Data records:
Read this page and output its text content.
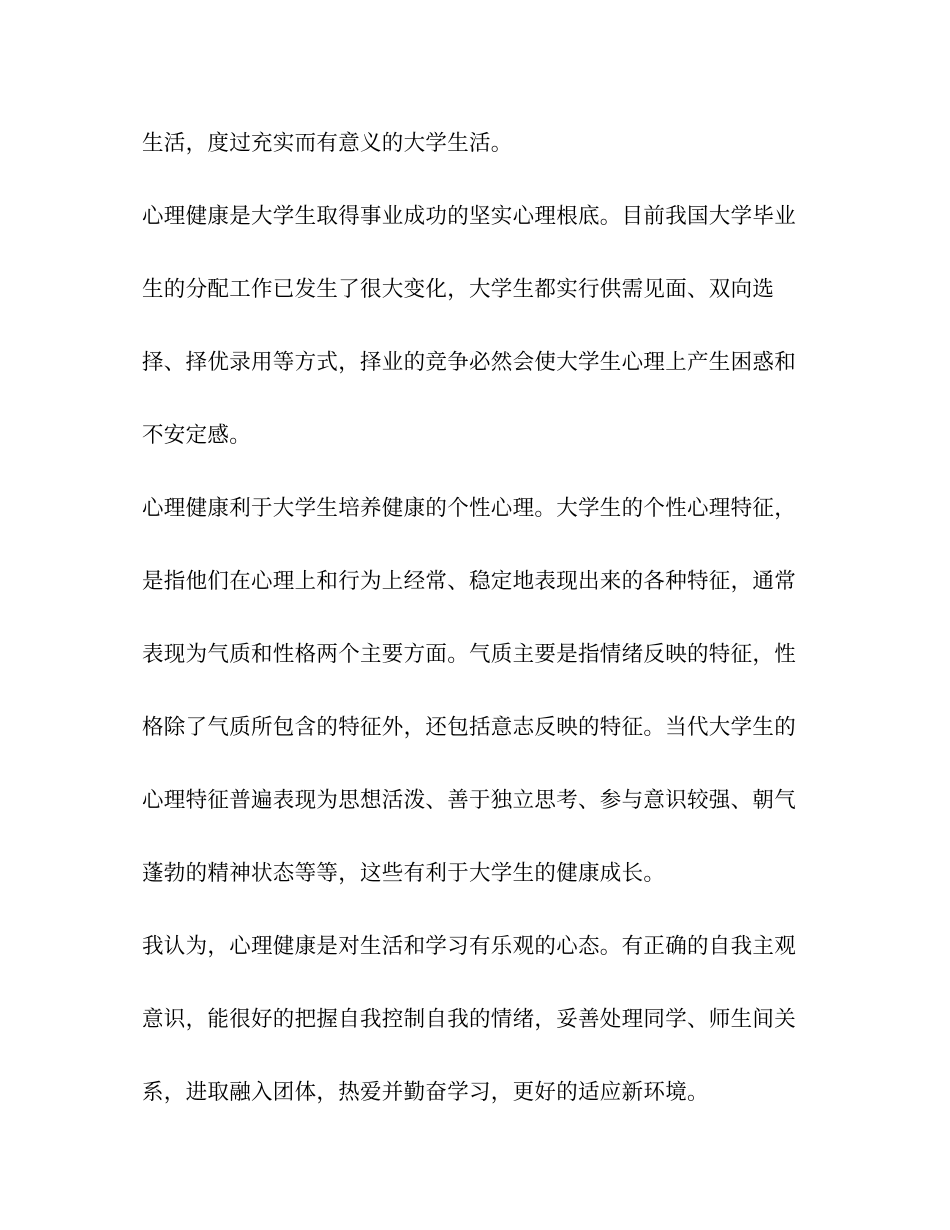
生活，度过充实而有意义的大学生活。

心理健康是大学生取得事业成功的坚实心理根底。目前我国大学毕业

生的分配工作已发生了很大变化，大学生都实行供需见面、双向选

择、择优录用等方式，择业的竞争必然会使大学生心理上产生困惑和

不安定感。

心理健康利于大学生培养健康的个性心理。大学生的个性心理特征，

是指他们在心理上和行为上经常、稳定地表现出来的各种特征，通常

表现为气质和性格两个主要方面。气质主要是指情绪反映的特征，性

格除了气质所包含的特征外，还包括意志反映的特征。当代大学生的

心理特征普遍表现为思想活泼、善于独立思考、参与意识较强、朝气

蓬勃的精神状态等等，这些有利于大学生的健康成长。

我认为，心理健康是对生活和学习有乐观的心态。有正确的自我主观

意识，能很好的把握自我控制自我的情绪，妥善处理同学、师生间关

系，进取融入团体，热爱并勤奋学习，更好的适应新环境。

-- Exercise aim --
From the records given above, reproduce all text exactly and exclude each picture.

-- Complete answer --
Read this page and output its text content.
生活，度过充实而有意义的大学生活。

心理健康是大学生取得事业成功的坚实心理根底。目前我国大学毕业

生的分配工作已发生了很大变化，大学生都实行供需见面、双向选

择、择优录用等方式，择业的竞争必然会使大学生心理上产生困惑和

不安定感。

心理健康利于大学生培养健康的个性心理。大学生的个性心理特征，

是指他们在心理上和行为上经常、稳定地表现出来的各种特征，通常

表现为气质和性格两个主要方面。气质主要是指情绪反映的特征，性

格除了气质所包含的特征外，还包括意志反映的特征。当代大学生的

心理特征普遍表现为思想活泼、善于独立思考、参与意识较强、朝气

蓬勃的精神状态等等，这些有利于大学生的健康成长。

我认为，心理健康是对生活和学习有乐观的心态。有正确的自我主观

意识，能很好的把握自我控制自我的情绪，妥善处理同学、师生间关

系，进取融入团体，热爱并勤奋学习，更好的适应新环境。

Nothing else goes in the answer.